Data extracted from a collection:
★ ★ ★

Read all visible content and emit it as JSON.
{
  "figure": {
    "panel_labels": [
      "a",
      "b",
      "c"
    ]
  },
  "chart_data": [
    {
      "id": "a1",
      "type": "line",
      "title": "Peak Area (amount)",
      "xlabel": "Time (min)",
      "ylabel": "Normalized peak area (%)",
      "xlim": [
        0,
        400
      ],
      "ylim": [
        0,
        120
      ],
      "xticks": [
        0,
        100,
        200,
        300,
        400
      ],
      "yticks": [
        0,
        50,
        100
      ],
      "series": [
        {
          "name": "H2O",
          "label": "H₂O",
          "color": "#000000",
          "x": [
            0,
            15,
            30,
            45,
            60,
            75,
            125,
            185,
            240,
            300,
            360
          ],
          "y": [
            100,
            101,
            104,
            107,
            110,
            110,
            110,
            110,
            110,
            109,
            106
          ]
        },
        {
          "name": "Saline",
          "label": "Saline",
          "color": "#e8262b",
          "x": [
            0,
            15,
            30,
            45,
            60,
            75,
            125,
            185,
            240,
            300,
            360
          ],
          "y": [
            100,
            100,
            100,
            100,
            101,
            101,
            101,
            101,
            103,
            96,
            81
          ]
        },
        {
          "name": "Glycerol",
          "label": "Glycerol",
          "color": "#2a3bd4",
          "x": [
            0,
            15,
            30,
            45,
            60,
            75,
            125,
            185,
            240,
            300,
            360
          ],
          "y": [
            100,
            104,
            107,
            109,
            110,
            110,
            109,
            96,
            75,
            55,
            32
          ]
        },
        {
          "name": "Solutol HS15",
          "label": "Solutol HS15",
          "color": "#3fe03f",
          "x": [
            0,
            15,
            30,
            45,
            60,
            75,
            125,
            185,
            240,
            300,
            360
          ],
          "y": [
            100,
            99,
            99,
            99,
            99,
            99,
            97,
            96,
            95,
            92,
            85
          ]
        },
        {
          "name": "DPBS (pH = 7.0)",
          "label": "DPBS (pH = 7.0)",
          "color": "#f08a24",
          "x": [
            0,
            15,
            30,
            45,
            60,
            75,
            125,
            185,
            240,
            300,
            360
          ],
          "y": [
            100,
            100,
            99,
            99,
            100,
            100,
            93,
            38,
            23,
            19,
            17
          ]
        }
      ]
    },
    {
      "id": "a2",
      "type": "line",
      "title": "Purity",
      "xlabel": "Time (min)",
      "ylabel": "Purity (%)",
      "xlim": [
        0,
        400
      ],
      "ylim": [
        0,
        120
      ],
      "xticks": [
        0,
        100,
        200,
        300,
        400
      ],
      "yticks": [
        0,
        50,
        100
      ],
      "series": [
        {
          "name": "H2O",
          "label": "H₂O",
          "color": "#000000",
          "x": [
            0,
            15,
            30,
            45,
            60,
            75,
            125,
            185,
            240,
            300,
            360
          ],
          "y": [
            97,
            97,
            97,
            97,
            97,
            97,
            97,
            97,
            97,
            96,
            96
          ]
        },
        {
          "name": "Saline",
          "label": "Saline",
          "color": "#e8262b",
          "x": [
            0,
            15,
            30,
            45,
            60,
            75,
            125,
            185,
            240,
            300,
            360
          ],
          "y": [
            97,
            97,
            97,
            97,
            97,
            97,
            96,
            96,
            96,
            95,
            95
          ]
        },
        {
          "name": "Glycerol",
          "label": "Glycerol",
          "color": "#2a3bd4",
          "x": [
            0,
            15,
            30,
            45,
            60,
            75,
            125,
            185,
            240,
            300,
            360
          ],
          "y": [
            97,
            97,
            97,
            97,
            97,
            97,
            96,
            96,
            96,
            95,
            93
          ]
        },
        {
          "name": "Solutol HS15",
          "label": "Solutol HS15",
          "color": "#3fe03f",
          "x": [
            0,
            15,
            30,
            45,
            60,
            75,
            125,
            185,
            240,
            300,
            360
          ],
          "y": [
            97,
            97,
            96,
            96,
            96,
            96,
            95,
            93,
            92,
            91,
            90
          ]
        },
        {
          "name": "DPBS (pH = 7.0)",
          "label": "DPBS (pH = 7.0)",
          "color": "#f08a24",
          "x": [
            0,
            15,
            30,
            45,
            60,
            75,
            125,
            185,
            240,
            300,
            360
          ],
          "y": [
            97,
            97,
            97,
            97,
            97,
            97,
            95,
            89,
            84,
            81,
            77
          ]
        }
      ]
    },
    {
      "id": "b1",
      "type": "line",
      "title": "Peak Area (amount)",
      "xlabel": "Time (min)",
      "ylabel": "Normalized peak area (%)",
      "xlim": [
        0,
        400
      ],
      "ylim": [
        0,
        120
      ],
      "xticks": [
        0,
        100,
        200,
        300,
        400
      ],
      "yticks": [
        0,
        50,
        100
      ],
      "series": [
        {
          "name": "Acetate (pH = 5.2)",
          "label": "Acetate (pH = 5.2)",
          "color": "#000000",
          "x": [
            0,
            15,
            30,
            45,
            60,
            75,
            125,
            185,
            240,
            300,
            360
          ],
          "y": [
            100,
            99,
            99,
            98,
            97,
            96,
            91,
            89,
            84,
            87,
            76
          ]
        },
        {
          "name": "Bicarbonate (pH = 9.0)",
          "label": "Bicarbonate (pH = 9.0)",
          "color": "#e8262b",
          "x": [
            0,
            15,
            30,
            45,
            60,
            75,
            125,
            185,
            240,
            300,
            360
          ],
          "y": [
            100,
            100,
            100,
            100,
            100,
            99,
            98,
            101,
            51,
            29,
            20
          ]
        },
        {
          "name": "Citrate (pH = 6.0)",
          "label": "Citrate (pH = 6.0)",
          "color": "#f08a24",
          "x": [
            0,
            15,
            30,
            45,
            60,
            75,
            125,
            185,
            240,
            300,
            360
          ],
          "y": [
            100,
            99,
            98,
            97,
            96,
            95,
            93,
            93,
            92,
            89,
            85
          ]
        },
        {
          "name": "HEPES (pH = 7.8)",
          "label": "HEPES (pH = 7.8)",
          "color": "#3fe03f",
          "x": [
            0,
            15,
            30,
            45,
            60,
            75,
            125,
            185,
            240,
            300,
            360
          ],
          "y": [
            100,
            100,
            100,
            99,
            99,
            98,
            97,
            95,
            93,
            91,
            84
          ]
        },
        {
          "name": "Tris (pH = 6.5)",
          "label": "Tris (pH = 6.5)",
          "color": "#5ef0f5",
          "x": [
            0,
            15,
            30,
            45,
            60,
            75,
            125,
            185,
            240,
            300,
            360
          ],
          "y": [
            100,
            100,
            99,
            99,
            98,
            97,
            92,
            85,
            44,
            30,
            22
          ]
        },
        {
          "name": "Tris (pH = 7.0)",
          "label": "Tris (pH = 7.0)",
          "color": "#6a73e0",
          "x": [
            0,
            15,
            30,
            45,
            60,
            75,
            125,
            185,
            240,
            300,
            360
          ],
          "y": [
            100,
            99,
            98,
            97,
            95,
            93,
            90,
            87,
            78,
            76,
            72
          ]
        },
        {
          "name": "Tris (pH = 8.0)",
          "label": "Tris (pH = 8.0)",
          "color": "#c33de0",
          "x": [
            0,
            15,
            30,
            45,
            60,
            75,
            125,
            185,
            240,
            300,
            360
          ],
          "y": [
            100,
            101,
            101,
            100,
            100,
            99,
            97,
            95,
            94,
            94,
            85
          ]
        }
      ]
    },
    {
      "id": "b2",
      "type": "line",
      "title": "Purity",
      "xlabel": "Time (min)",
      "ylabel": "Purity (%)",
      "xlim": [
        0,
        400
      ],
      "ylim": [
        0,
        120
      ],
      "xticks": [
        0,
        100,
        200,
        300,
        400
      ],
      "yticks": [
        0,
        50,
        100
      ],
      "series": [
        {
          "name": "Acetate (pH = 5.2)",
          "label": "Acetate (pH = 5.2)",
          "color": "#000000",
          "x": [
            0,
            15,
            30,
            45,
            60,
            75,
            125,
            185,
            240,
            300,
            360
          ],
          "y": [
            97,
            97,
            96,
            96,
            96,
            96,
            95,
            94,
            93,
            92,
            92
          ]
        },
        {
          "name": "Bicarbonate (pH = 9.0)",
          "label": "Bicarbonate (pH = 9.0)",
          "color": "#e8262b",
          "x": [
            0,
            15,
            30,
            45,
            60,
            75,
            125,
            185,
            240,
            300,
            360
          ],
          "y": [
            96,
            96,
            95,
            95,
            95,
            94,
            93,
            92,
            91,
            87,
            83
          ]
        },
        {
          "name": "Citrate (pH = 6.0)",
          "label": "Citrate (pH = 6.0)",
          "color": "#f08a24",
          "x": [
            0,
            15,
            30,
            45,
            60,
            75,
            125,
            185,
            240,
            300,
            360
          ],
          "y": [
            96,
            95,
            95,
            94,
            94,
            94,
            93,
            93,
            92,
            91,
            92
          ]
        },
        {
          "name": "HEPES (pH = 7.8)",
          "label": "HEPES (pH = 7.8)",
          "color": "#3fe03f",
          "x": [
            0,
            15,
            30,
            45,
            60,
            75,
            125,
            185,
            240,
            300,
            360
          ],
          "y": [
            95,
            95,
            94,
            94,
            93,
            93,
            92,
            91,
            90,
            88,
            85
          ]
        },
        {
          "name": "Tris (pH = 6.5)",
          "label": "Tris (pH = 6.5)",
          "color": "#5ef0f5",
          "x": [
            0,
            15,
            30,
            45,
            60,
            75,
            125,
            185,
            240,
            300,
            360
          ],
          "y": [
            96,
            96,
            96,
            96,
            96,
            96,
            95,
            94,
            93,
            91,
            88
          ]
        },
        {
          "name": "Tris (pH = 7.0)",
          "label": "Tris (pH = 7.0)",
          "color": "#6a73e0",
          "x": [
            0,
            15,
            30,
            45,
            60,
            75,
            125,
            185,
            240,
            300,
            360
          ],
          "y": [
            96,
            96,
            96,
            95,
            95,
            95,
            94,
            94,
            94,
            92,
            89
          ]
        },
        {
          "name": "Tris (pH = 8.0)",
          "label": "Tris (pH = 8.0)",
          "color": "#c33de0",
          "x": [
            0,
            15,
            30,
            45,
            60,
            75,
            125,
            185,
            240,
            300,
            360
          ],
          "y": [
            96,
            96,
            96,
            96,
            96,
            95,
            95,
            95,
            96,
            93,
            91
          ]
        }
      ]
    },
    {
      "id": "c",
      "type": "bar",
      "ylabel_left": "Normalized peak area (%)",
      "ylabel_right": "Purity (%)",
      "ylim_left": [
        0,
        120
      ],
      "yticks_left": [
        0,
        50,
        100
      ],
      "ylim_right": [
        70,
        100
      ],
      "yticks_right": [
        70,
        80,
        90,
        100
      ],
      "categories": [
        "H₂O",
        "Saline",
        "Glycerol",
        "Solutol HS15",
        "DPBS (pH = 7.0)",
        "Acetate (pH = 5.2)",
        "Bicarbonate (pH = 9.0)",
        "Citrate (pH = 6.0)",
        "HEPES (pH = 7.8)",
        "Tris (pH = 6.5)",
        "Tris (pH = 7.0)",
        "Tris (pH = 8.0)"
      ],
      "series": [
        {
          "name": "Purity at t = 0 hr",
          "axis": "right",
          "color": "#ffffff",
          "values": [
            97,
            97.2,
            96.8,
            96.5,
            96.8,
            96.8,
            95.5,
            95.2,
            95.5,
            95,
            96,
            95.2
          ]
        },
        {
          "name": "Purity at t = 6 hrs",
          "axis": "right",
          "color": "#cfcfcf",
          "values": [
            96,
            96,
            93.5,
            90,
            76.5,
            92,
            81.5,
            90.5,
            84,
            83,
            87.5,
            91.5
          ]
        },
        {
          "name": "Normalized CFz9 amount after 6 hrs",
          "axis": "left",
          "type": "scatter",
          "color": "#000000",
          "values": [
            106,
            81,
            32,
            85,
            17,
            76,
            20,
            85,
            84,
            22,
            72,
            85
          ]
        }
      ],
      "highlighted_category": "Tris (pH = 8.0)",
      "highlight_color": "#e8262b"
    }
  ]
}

★ ★ ★

• [TASK DIRECTIONS] Gather up the lines containing the word "Normalized" from these records and copy them.

• [WRITTEN SOLUTION]
      "ylabel": "Normalized peak area (%)",
      "ylabel": "Normalized peak area (%)",
      "ylabel_left": "Normalized peak area (%)",
          "name": "Normalized CFz9 amount after 6 hrs",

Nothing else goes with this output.